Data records
###

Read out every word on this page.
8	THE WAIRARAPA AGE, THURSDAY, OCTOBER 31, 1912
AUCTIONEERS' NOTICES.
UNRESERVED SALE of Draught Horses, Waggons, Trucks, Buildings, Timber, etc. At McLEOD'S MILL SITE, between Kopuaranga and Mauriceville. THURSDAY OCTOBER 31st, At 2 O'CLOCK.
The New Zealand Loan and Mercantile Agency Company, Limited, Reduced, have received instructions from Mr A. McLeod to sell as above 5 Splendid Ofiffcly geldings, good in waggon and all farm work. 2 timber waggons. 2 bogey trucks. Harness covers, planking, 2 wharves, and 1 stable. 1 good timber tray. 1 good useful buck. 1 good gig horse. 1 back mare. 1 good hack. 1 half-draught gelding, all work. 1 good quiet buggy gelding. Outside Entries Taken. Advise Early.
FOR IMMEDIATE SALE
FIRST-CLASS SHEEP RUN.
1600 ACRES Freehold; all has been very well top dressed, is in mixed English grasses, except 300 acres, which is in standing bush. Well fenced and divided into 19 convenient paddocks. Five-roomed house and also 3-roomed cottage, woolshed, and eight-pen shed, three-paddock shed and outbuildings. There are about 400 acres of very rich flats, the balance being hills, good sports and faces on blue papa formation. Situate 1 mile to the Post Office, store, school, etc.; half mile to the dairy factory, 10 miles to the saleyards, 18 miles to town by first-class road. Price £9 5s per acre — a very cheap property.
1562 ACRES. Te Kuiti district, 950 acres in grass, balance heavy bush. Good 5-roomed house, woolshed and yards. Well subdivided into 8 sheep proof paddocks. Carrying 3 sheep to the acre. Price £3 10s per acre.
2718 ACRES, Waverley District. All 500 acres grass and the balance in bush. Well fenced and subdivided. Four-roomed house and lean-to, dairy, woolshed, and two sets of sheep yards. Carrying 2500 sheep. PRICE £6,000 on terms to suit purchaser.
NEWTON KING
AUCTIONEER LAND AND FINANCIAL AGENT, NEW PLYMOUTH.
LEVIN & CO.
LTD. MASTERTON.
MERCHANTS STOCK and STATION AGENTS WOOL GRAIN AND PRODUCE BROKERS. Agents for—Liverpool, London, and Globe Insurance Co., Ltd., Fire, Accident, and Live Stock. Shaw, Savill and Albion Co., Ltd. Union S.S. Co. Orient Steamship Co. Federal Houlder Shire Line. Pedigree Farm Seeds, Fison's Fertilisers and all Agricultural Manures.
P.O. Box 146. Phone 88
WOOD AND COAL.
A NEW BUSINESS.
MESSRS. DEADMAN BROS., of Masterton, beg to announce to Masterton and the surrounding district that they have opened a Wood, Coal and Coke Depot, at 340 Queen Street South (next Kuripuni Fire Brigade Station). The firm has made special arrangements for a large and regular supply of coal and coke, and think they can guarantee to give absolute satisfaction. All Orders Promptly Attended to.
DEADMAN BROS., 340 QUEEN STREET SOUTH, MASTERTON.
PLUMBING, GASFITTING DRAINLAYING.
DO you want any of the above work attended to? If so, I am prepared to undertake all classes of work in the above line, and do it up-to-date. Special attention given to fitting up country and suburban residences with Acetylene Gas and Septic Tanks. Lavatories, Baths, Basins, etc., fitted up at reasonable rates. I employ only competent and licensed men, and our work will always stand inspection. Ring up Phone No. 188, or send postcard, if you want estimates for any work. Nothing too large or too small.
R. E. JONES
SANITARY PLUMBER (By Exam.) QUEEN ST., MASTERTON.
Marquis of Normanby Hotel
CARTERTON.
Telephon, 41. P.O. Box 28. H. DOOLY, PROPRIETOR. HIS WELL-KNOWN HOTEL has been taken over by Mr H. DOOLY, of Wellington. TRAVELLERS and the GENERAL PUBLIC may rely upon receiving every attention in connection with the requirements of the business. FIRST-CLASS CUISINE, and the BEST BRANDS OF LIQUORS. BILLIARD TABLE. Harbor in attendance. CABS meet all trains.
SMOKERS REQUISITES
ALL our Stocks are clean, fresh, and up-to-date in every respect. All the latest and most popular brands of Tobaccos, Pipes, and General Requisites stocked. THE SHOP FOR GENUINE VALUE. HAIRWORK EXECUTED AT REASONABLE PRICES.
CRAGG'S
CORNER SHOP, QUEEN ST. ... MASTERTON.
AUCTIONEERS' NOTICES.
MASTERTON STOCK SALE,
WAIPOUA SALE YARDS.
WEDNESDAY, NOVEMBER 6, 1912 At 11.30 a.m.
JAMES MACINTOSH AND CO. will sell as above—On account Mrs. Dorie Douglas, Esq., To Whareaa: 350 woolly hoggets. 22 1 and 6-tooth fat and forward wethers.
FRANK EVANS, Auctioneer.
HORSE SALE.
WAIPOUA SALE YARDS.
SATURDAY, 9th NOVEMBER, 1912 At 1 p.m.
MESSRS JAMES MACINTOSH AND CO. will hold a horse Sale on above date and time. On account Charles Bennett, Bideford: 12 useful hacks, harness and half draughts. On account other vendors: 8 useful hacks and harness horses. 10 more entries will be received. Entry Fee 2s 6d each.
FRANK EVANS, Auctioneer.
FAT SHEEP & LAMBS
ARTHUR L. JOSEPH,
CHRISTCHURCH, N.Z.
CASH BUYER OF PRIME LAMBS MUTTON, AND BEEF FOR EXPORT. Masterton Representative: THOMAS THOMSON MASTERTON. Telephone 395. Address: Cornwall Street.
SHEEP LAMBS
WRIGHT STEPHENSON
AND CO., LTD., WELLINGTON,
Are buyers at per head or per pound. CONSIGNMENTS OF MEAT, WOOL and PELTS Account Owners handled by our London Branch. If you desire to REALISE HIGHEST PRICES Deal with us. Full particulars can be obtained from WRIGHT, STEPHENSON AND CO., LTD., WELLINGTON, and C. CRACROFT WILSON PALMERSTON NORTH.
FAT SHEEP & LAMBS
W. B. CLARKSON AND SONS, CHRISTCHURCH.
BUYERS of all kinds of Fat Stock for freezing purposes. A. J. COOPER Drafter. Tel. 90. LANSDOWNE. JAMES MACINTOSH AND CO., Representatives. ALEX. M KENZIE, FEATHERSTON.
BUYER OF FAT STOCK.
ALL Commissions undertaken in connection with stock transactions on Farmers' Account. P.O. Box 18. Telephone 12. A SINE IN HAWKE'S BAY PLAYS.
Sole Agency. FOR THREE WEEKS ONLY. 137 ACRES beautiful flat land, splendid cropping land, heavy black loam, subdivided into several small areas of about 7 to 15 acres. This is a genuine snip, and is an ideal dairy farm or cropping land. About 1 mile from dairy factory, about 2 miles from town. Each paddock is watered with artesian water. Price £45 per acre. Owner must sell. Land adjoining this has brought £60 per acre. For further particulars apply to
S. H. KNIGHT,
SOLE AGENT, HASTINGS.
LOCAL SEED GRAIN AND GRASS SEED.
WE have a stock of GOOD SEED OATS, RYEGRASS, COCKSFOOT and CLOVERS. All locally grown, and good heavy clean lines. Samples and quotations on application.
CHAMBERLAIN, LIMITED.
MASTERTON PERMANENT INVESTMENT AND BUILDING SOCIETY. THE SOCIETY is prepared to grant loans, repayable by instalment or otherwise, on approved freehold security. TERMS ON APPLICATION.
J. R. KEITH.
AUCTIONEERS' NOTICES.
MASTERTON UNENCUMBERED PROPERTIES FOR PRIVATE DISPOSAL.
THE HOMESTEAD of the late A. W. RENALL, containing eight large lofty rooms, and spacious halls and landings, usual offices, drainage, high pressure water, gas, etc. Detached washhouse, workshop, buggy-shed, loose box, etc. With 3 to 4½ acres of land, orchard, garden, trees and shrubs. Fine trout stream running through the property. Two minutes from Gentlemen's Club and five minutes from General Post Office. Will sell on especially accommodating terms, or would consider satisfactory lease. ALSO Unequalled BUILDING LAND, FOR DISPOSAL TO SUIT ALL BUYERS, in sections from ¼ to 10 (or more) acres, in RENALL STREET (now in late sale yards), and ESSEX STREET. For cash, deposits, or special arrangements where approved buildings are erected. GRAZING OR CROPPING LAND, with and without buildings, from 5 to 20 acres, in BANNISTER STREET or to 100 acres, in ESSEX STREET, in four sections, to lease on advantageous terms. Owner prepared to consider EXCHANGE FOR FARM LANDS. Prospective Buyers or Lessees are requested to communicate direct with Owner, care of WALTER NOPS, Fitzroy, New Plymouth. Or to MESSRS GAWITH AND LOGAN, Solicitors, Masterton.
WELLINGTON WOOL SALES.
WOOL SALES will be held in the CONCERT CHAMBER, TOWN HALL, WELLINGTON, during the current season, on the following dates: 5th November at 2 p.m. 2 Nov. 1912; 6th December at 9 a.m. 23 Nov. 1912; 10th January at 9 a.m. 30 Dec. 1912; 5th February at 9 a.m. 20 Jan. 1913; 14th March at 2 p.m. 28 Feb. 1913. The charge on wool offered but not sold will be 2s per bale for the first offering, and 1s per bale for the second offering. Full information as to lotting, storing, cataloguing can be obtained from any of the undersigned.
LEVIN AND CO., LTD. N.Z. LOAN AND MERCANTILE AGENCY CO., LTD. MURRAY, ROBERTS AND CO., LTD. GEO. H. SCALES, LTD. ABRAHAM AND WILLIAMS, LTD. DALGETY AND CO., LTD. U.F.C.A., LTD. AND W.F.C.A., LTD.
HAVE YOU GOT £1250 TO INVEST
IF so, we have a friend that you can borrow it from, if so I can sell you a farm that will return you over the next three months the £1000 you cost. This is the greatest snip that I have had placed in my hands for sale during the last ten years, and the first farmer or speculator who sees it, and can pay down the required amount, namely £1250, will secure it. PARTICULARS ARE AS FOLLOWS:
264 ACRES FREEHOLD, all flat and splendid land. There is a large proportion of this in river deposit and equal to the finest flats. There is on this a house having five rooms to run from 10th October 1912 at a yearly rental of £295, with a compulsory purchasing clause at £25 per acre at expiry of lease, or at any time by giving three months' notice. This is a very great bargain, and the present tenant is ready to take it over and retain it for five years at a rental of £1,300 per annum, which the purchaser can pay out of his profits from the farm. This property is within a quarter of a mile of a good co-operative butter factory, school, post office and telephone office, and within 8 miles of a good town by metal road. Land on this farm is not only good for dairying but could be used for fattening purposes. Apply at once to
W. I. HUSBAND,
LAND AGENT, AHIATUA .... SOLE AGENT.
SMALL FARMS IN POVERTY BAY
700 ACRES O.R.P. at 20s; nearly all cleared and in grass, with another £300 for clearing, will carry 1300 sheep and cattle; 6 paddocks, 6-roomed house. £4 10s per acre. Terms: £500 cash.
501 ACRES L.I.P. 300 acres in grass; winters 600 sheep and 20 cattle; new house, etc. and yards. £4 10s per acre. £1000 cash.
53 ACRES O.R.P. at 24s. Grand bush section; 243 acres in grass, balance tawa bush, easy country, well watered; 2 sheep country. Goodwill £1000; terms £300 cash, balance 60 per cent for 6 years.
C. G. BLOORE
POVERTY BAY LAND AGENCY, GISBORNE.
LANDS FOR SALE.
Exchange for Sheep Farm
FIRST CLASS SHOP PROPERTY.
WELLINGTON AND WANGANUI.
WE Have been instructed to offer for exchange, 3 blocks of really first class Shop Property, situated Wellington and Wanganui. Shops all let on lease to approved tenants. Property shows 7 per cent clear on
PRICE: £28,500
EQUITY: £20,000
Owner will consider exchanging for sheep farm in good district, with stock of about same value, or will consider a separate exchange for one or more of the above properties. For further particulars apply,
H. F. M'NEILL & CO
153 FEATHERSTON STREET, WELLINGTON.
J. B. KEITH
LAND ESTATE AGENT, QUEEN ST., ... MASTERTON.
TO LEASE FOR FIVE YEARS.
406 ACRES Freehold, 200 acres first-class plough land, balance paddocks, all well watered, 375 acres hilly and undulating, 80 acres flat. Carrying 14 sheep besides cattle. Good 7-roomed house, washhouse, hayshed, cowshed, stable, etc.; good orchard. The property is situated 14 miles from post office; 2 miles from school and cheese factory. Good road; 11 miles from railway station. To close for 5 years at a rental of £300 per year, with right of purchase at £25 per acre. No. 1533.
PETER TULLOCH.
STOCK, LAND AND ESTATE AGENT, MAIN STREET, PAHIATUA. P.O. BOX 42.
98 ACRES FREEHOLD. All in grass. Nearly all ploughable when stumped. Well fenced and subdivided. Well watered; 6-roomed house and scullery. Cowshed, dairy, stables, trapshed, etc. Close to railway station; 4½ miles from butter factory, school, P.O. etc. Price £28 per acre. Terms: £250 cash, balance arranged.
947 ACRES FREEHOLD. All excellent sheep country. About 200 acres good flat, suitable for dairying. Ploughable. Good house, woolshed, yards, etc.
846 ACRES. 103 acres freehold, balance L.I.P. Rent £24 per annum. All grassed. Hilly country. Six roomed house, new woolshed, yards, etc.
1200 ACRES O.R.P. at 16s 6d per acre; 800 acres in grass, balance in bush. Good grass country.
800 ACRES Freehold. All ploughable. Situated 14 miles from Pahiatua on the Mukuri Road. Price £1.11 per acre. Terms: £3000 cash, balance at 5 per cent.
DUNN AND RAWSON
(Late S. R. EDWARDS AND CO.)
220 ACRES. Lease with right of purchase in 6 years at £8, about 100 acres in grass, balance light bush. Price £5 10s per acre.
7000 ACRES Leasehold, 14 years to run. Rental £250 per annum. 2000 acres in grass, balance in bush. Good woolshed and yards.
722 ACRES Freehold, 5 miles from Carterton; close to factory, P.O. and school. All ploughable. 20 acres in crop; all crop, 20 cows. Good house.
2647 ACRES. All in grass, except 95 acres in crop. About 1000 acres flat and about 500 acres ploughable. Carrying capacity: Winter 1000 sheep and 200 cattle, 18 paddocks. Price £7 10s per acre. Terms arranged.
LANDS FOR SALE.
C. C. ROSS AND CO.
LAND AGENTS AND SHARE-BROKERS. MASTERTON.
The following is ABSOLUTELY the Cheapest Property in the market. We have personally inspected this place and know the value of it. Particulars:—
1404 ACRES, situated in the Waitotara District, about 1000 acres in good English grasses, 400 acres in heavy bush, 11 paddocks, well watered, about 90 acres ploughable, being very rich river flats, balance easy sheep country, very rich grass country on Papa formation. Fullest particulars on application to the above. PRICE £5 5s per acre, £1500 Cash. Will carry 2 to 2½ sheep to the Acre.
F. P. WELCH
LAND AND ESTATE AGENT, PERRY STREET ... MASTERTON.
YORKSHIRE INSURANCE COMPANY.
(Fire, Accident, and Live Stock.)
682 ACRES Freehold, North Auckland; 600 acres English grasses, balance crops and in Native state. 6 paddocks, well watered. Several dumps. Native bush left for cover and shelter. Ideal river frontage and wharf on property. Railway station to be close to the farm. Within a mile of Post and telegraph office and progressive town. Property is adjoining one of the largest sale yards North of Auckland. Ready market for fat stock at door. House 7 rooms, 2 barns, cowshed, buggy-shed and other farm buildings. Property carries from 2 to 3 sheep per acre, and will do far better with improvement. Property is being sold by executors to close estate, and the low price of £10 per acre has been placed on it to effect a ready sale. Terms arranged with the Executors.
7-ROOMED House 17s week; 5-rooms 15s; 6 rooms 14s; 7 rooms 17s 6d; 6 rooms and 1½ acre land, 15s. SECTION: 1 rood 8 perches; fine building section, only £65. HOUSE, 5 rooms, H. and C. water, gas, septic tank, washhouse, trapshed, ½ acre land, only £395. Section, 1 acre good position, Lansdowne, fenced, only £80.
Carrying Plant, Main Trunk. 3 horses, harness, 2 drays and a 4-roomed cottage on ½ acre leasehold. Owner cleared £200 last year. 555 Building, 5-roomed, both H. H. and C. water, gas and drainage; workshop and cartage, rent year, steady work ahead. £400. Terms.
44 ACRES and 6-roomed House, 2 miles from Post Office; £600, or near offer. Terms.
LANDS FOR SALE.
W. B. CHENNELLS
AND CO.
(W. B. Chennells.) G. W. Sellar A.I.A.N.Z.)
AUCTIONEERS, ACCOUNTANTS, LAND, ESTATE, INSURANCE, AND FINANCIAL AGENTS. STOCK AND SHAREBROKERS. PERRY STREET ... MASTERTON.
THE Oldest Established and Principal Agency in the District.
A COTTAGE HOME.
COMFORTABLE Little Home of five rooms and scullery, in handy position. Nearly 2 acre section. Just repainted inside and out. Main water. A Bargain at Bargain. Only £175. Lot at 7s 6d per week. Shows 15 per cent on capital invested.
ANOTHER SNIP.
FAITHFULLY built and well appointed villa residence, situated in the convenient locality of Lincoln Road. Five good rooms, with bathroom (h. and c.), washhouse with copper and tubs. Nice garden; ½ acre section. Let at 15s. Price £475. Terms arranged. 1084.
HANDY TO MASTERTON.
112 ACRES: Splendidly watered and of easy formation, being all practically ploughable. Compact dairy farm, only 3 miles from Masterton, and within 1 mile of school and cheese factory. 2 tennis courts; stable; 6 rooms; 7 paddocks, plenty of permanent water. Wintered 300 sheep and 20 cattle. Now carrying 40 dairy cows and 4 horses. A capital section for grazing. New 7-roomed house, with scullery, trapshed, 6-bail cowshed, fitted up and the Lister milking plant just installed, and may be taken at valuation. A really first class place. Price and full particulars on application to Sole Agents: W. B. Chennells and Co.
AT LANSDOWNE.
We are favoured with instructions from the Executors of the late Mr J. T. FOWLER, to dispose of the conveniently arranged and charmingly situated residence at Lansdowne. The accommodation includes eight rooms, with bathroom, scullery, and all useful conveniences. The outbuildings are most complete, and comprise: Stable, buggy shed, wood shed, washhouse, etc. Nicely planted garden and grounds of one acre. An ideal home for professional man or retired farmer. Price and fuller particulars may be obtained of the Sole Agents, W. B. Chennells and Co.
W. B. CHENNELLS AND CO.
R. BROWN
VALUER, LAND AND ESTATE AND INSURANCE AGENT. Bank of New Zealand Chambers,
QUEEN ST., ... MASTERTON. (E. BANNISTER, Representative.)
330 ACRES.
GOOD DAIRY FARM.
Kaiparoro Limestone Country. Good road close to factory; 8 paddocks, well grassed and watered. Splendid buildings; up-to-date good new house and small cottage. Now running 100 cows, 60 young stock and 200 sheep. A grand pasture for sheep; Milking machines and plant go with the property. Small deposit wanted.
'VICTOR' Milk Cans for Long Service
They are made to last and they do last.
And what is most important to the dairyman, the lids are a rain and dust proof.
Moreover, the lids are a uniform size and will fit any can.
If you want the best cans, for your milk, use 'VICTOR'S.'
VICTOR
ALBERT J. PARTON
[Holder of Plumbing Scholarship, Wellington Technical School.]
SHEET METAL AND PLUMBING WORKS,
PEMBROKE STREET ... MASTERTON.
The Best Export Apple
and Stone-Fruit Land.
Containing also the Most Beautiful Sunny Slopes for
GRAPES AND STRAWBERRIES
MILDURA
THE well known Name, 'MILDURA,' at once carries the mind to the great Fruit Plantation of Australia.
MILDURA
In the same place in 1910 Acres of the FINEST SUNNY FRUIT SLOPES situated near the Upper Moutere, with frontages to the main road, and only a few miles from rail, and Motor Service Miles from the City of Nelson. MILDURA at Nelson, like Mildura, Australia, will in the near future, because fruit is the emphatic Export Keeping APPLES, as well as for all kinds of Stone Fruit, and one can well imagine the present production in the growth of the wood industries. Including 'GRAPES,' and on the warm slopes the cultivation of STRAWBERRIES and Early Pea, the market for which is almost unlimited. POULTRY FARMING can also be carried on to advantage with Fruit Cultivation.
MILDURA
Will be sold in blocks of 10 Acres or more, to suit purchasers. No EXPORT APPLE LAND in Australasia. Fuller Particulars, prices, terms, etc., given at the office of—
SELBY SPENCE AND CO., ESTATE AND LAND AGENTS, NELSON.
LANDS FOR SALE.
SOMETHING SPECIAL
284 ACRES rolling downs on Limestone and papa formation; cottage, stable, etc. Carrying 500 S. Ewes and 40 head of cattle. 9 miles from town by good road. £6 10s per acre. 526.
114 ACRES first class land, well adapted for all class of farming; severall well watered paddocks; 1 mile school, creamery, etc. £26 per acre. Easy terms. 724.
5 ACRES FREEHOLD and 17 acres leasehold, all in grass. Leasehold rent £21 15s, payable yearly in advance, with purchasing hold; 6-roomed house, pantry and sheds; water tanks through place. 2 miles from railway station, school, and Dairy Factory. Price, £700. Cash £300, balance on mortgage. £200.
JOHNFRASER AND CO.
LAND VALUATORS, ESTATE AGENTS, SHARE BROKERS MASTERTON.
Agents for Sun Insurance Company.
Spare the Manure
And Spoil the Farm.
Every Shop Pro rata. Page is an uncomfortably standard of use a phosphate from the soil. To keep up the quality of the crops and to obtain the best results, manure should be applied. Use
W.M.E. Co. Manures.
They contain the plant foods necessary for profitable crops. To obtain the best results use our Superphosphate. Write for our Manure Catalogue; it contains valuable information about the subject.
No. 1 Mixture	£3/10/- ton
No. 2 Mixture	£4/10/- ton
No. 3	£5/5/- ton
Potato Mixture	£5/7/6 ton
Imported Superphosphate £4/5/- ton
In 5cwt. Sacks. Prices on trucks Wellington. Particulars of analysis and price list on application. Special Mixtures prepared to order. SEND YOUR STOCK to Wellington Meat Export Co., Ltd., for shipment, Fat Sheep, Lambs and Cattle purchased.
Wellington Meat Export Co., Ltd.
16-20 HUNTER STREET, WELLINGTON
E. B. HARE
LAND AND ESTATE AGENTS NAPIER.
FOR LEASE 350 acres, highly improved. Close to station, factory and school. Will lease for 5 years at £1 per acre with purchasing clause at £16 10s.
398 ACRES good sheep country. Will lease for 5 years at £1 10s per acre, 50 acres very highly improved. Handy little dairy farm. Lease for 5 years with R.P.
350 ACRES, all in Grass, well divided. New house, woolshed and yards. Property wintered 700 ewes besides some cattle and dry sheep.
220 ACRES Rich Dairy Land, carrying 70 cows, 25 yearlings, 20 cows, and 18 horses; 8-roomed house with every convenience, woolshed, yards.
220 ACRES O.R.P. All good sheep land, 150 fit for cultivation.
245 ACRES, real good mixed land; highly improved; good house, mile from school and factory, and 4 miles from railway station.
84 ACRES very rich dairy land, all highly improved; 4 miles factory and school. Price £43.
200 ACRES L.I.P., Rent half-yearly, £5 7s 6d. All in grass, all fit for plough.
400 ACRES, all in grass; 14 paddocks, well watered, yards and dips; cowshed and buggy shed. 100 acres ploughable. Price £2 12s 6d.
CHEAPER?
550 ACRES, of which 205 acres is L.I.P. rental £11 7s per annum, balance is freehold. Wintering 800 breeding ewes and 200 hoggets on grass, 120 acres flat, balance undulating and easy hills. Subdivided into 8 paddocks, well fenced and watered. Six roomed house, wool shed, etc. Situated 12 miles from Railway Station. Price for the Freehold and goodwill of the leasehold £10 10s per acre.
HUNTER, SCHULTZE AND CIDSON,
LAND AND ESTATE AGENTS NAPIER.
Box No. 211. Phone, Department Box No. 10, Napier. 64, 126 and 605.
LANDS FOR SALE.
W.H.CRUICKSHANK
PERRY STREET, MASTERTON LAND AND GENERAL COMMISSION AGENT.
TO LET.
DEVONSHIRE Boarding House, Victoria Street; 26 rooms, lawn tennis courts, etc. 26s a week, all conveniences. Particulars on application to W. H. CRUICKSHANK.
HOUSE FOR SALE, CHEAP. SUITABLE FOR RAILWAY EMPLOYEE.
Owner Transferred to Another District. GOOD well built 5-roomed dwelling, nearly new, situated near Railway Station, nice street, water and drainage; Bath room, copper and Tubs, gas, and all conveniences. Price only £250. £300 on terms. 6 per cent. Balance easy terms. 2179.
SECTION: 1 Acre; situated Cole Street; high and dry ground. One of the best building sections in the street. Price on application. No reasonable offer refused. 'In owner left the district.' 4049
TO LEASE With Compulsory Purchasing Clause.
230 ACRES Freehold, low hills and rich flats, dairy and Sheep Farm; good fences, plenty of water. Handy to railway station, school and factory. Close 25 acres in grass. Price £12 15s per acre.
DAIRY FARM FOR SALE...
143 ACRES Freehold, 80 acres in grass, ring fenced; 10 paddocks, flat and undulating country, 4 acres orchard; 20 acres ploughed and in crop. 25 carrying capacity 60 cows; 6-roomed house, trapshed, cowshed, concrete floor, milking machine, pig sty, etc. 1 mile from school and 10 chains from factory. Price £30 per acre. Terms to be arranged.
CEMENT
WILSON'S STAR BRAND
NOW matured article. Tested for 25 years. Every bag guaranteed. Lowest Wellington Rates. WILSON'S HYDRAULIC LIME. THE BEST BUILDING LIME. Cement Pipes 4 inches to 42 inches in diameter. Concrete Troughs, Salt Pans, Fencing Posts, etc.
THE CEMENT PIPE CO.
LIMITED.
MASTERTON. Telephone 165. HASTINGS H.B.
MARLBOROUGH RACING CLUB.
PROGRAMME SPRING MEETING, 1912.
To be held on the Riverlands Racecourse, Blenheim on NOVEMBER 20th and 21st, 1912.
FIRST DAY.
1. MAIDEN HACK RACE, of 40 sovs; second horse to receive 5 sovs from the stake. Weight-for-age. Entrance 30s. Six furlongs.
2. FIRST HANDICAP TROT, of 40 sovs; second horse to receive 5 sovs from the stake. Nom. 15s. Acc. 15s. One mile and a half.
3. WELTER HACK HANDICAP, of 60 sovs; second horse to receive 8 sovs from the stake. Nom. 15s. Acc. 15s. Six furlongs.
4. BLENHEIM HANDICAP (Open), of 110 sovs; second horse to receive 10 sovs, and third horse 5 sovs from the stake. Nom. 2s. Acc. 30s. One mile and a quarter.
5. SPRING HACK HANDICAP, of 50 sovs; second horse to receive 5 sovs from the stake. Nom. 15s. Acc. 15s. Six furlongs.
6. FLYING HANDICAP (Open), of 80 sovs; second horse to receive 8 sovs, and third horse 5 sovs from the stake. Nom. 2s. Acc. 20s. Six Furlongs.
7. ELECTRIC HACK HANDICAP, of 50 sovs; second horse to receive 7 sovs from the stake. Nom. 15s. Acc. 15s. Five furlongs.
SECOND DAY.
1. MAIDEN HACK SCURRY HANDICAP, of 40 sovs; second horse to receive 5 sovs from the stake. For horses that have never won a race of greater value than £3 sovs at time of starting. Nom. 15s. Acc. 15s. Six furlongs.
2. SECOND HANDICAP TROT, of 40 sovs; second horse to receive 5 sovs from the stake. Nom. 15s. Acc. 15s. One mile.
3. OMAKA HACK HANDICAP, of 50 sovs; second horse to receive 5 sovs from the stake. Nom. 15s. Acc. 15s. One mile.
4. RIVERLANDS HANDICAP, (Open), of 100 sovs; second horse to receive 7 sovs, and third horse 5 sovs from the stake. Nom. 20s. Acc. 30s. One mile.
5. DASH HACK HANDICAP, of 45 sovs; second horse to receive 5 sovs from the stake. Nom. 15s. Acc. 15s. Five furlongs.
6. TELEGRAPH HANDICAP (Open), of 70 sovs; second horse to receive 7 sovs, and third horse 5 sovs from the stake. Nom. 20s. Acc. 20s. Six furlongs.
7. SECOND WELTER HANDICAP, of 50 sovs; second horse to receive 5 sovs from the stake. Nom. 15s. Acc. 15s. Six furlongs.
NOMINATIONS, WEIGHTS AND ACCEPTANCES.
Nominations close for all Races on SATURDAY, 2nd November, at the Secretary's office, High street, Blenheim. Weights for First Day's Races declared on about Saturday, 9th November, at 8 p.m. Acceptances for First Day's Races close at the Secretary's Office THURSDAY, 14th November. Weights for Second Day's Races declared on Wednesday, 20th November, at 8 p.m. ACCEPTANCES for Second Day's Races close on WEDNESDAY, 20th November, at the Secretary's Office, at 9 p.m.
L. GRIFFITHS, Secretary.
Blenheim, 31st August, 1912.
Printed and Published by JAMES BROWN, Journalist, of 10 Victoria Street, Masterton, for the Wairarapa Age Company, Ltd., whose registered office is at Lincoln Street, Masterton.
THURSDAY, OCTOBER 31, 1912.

###

• Exercise objective:
Go through the material and select each line with the string "that" in it.

• Solved problem:
MESSRS. DEADMAN BROS., of Masterton, beg to announce to Masterton and the surrounding district that they have opened a Wood, Coal and Coke Depot, at 340 Queen Street South (next Kuripuni Fire Brigade Station). The firm has made special arrangements for a large and regular supply of coal and coke, and think they can guarantee to give absolute satisfaction. All Orders Promptly Attended to.
IF so, we have a friend that you can borrow it from, if so I can sell you a farm that will return you over the next three months the £1000 you cost. This is the greatest snip that I have had placed in my hands for sale during the last ten years, and the first farmer or speculator who sees it, and can pay down the required amount, namely £1250, will secure it. PARTICULARS ARE AS FOLLOWS:
1. MAIDEN HACK SCURRY HANDICAP, of 40 sovs; second horse to receive 5 sovs from the stake. For horses that have never won a race of greater value than £3 sovs at time of starting. Nom. 15s. Acc. 15s. Six furlongs.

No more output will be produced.